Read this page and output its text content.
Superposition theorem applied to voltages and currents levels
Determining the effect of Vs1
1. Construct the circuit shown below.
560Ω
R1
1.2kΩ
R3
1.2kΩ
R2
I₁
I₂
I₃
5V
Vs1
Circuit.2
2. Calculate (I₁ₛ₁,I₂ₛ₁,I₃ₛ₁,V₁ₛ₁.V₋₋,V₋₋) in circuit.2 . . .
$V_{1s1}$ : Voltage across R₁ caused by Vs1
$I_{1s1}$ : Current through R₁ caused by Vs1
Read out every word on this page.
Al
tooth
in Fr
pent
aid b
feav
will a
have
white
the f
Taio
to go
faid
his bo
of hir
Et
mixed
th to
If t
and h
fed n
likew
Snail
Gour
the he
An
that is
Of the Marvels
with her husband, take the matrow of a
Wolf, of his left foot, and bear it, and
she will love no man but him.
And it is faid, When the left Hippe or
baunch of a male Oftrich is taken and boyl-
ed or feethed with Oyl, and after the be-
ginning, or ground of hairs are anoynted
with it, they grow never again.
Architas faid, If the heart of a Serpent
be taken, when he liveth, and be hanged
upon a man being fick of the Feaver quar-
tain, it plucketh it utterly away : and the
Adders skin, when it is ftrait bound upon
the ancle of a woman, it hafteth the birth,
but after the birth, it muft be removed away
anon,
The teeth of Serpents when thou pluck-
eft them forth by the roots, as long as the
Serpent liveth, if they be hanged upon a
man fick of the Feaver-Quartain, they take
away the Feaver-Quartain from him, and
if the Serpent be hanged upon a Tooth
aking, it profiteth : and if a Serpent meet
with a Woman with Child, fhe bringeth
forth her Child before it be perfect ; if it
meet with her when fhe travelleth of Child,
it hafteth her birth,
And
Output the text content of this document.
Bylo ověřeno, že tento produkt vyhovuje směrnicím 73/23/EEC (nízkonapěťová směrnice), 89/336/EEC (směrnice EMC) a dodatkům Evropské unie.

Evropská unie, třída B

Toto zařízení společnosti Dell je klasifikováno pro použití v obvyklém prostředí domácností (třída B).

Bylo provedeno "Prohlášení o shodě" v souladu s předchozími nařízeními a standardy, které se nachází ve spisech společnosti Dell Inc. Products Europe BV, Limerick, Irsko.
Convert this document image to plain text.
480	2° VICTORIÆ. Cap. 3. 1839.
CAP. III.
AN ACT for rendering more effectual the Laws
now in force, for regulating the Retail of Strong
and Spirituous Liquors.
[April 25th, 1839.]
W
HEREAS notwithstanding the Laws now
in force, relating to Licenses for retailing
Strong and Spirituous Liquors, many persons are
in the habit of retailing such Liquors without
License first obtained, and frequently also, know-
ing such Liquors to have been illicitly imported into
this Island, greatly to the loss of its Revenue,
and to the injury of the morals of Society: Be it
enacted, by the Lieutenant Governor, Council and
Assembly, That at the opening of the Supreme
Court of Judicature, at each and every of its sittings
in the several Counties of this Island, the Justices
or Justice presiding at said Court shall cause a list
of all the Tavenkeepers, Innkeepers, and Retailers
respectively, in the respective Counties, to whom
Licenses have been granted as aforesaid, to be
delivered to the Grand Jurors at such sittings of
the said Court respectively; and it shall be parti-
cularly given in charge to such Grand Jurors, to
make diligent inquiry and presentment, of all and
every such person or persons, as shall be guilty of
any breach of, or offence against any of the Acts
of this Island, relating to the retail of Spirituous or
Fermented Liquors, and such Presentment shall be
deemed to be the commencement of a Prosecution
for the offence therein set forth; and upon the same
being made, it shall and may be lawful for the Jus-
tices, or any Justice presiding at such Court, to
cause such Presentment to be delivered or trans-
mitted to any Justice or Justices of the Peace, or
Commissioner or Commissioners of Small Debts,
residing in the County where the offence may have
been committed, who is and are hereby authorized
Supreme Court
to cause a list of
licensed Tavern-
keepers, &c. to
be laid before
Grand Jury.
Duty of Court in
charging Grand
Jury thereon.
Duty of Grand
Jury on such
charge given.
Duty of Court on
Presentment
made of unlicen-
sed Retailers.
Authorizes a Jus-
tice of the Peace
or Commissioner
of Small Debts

****

Each record above should be returned exactly as it appears.

Read this page and output its text content.
Superposition theorem applied to voltages and currents levels
Determining the effect of Vs1
1. Construct the circuit shown below.
560Ω
R1
1.2kΩ
R3
1.2kΩ
R2
I₁
I₂
I₃
5V
Vs1
Circuit.2
2. Calculate (I₁ₛ₁,I₂ₛ₁,I₃ₛ₁,V₁ₛ₁.V₋₋,V₋₋) in circuit.2 . . .
$V_{1s1}$ : Voltage across R₁ caused by Vs1
$I_{1s1}$ : Current through R₁ caused by Vs1
Read out every word on this page.
Al
tooth
in Fr
pent
aid b
feav
will a
have
white
the f
Taio
to go
faid
his bo
of hir
Et
mixed
th to
If t
and h
fed n
likew
Snail
Gour
the he
An
that is
Of the Marvels
with her husband, take the matrow of a
Wolf, of his left foot, and bear it, and
she will love no man but him.
And it is faid, When the left Hippe or
baunch of a male Oftrich is taken and boyl-
ed or feethed with Oyl, and after the be-
ginning, or ground of hairs are anoynted
with it, they grow never again.
Architas faid, If the heart of a Serpent
be taken, when he liveth, and be hanged
upon a man being fick of the Feaver quar-
tain, it plucketh it utterly away : and the
Adders skin, when it is ftrait bound upon
the ancle of a woman, it hafteth the birth,
but after the birth, it muft be removed away
anon,
The teeth of Serpents when thou pluck-
eft them forth by the roots, as long as the
Serpent liveth, if they be hanged upon a
man fick of the Feaver-Quartain, they take
away the Feaver-Quartain from him, and
if the Serpent be hanged upon a Tooth
aking, it profiteth : and if a Serpent meet
with a Woman with Child, fhe bringeth
forth her Child before it be perfect ; if it
meet with her when fhe travelleth of Child,
it hafteth her birth,
And
Output the text content of this document.
Bylo ověřeno, že tento produkt vyhovuje směrnicím 73/23/EEC (nízkonapěťová směrnice), 89/336/EEC (směrnice EMC) a dodatkům Evropské unie.

Evropská unie, třída B

Toto zařízení společnosti Dell je klasifikováno pro použití v obvyklém prostředí domácností (třída B).

Bylo provedeno "Prohlášení o shodě" v souladu s předchozími nařízeními a standardy, které se nachází ve spisech společnosti Dell Inc. Products Europe BV, Limerick, Irsko.
Convert this document image to plain text.
480	2° VICTORIÆ. Cap. 3. 1839.
CAP. III.
AN ACT for rendering more effectual the Laws
now in force, for regulating the Retail of Strong
and Spirituous Liquors.
[April 25th, 1839.]
W
HEREAS notwithstanding the Laws now
in force, relating to Licenses for retailing
Strong and Spirituous Liquors, many persons are
in the habit of retailing such Liquors without
License first obtained, and frequently also, know-
ing such Liquors to have been illicitly imported into
this Island, greatly to the loss of its Revenue,
and to the injury of the morals of Society: Be it
enacted, by the Lieutenant Governor, Council and
Assembly, That at the opening of the Supreme
Court of Judicature, at each and every of its sittings
in the several Counties of this Island, the Justices
or Justice presiding at said Court shall cause a list
of all the Tavenkeepers, Innkeepers, and Retailers
respectively, in the respective Counties, to whom
Licenses have been granted as aforesaid, to be
delivered to the Grand Jurors at such sittings of
the said Court respectively; and it shall be parti-
cularly given in charge to such Grand Jurors, to
make diligent inquiry and presentment, of all and
every such person or persons, as shall be guilty of
any breach of, or offence against any of the Acts
of this Island, relating to the retail of Spirituous or
Fermented Liquors, and such Presentment shall be
deemed to be the commencement of a Prosecution
for the offence therein set forth; and upon the same
being made, it shall and may be lawful for the Jus-
tices, or any Justice presiding at such Court, to
cause such Presentment to be delivered or trans-
mitted to any Justice or Justices of the Peace, or
Commissioner or Commissioners of Small Debts,
residing in the County where the offence may have
been committed, who is and are hereby authorized
Supreme Court
to cause a list of
licensed Tavern-
keepers, &c. to
be laid before
Grand Jury.
Duty of Court in
charging Grand
Jury thereon.
Duty of Grand
Jury on such
charge given.
Duty of Court on
Presentment
made of unlicen-
sed Retailers.
Authorizes a Jus-
tice of the Peace
or Commissioner
of Small Debts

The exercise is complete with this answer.